• **Saved entries**
+---+
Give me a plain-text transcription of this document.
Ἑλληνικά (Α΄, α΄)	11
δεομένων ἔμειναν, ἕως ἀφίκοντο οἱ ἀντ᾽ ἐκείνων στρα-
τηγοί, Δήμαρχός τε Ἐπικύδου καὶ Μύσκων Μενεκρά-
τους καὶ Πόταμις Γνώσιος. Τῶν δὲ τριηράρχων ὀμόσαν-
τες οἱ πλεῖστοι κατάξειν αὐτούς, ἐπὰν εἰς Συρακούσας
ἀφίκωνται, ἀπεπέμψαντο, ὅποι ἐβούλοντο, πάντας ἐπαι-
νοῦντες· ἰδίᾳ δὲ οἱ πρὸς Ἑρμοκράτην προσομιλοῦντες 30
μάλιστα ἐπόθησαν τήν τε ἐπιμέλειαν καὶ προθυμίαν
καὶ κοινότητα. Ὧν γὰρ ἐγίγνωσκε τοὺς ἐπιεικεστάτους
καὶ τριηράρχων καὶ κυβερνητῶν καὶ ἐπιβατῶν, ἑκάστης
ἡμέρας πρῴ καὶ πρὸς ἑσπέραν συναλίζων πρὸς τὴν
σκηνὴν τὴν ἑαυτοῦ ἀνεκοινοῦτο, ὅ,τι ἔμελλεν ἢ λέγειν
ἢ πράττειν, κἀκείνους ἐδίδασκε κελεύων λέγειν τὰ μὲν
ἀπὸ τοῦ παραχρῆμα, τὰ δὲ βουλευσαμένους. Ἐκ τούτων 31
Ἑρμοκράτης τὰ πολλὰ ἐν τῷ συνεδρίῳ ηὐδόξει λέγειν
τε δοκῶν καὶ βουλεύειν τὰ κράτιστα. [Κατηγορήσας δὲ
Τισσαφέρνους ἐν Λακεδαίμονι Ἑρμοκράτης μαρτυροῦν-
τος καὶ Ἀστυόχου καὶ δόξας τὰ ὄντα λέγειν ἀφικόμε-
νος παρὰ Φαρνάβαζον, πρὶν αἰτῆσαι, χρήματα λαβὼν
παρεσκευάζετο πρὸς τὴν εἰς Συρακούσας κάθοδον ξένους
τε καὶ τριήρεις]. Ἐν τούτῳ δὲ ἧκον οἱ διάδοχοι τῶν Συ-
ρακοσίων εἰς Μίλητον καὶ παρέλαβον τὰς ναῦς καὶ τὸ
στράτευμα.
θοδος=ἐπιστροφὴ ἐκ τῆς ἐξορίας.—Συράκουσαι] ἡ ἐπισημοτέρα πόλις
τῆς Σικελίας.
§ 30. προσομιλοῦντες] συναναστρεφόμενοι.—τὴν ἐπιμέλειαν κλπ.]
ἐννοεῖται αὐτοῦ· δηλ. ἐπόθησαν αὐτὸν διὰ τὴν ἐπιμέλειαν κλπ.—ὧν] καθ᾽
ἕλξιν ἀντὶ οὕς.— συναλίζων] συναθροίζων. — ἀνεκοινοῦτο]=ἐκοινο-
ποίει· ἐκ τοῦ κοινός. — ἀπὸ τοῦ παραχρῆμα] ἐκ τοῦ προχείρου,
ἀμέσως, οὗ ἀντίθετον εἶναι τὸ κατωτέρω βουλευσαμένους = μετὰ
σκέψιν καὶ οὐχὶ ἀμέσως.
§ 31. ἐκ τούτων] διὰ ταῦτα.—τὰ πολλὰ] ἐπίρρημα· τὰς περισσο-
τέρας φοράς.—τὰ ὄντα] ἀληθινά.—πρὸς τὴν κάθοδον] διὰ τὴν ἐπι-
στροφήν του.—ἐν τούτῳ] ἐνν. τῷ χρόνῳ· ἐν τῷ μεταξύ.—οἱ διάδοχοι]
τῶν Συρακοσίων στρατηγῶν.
+---+
• **Task directions**
Copy all lines of the listing above that contain the string "προσομιλοῦντες".

• **Output of the exercise**
νοῦντες· ἰδίᾳ δὲ οἱ πρὸς Ἑρμοκράτην προσομιλοῦντες 30
§ 30. προσομιλοῦντες] συναναστρεφόμενοι.—τὴν ἐπιμέλειαν κλπ.]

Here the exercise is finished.